- [Records]:

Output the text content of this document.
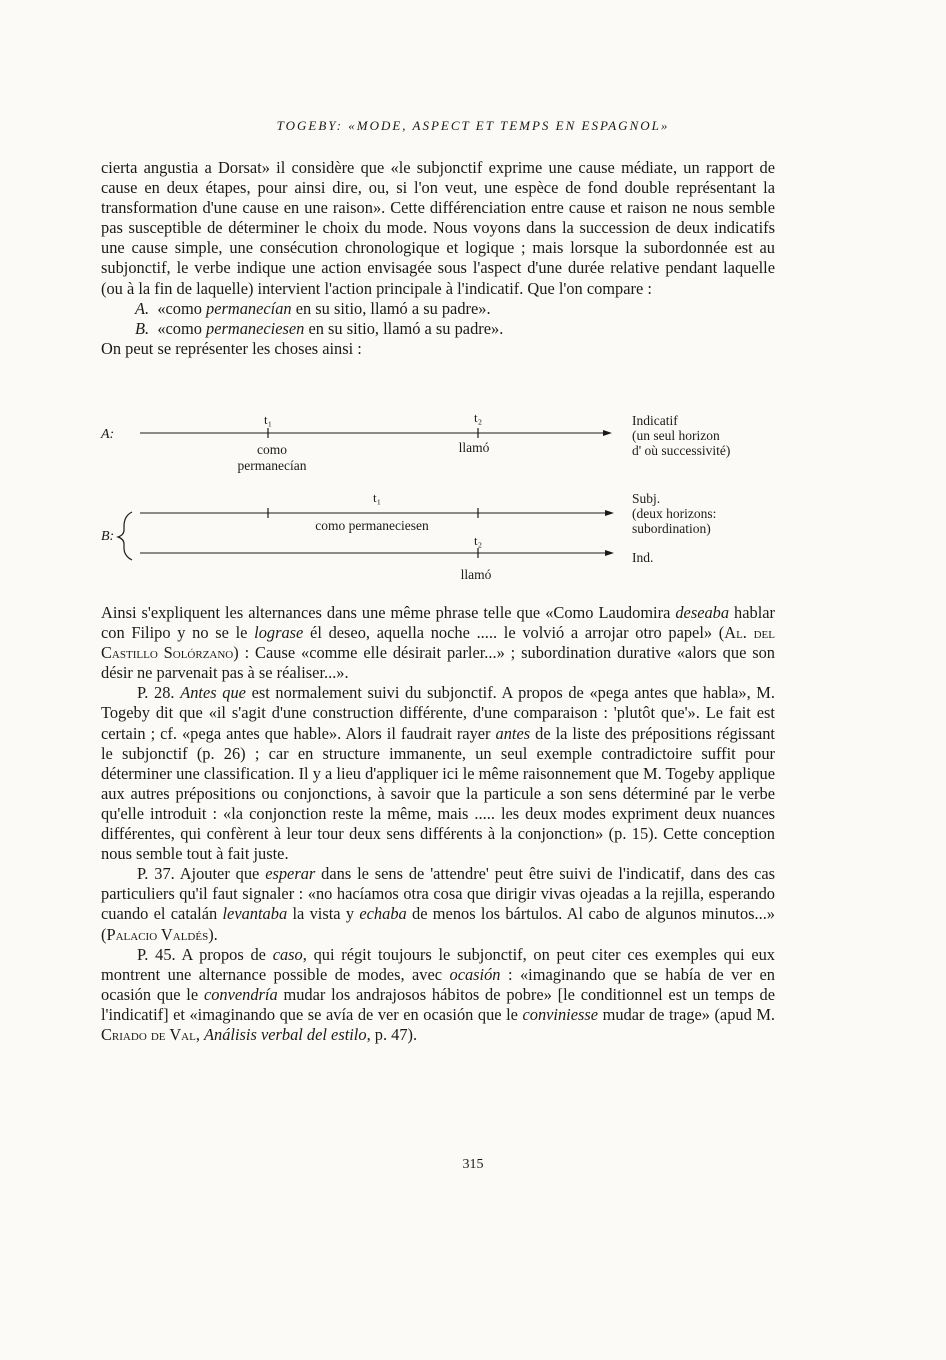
TOGEBY: «MODE, ASPECT ET TEMPS EN ESPAGNOL»

cierta angustia a Dorsat» il considère que «le subjonctif exprime une cause médiate, un rapport de cause en deux étapes, pour ainsi dire, ou, si l'on veut, une espèce de fond double représentant la transformation d'une cause en une raison». Cette différenciation entre cause et raison ne nous semble pas susceptible de déterminer le choix du mode. Nous voyons dans la succession de deux indicatifs une cause simple, une consécution chronologique et logique ; mais lorsque la subordonnée est au subjonctif, le verbe indique une action envisagée sous l'aspect d'une durée relative pendant laquelle (ou à la fin de laquelle) intervient l'action principale à l'indicatif. Que l'on compare :

A. «como permanecían en su sitio, llamó a su padre».

B. «como permaneciesen en su sitio, llamó a su padre».

On peut se représenter les choses ainsi :

A:
t₁	t₂
como
permanecían
llamó
Indicatif
(un seul horizon
d' où successivité)
B:
t₁
como permaneciesen
t₂
llamó
Subj.
(deux horizons:
subordination)
Ind.

Ainsi s'expliquent les alternances dans une même phrase telle que «Como Laudomira deseaba hablar con Filipo y no se le lograse él deseo, aquella noche ..... le volvió a arrojar otro papel» (Al. del Castillo Solórzano) : Cause «comme elle désirait parler...» ; subordination durative «alors que son désir ne parvenait pas à se réaliser...».

P. 28. Antes que est normalement suivi du subjonctif. A propos de «pega antes que habla», M. Togeby dit que «il s'agit d'une construction différente, d'une comparaison : 'plutôt que'». Le fait est certain ; cf. «pega antes que hable». Alors il faudrait rayer antes de la liste des prépositions régissant le subjonctif (p. 26) ; car en structure immanente, un seul exemple contradictoire suffit pour déterminer une classification. Il y a lieu d'appliquer ici le même raisonnement que M. Togeby applique aux autres prépositions ou conjonctions, à savoir que la particule a son sens déterminé par le verbe qu'elle introduit : «la conjonction reste la même, mais ..... les deux modes expriment deux nuances différentes, qui confèrent à leur tour deux sens différents à la conjonction» (p. 15). Cette conception nous semble tout à fait juste.

P. 37. Ajouter que esperar dans le sens de 'attendre' peut être suivi de l'indicatif, dans des cas particuliers qu'il faut signaler : «no hacíamos otra cosa que dirigir vivas ojeadas a la rejilla, esperando cuando el catalán levantaba la vista y echaba de menos los bártulos. Al cabo de algunos minutos...» (Palacio Valdés).

P. 45. A propos de caso, qui régit toujours le subjonctif, on peut citer ces exemples qui eux montrent une alternance possible de modes, avec ocasión : «imaginando que se había de ver en ocasión que le convendría mudar los andrajosos hábitos de pobre» [le conditionnel est un temps de l'indicatif] et «imaginando que se avía de ver en ocasión que le conviniesse mudar de trage» (apud M. Criado de Val, Análisis verbal del estilo, p. 47).

315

- [The task]:
Find the word "padre" in the records and pull out each line that has it.

- [Expected output]:
A. «como permanecían en su sitio, llamó a su padre».
B. «como permaneciesen en su sitio, llamó a su padre».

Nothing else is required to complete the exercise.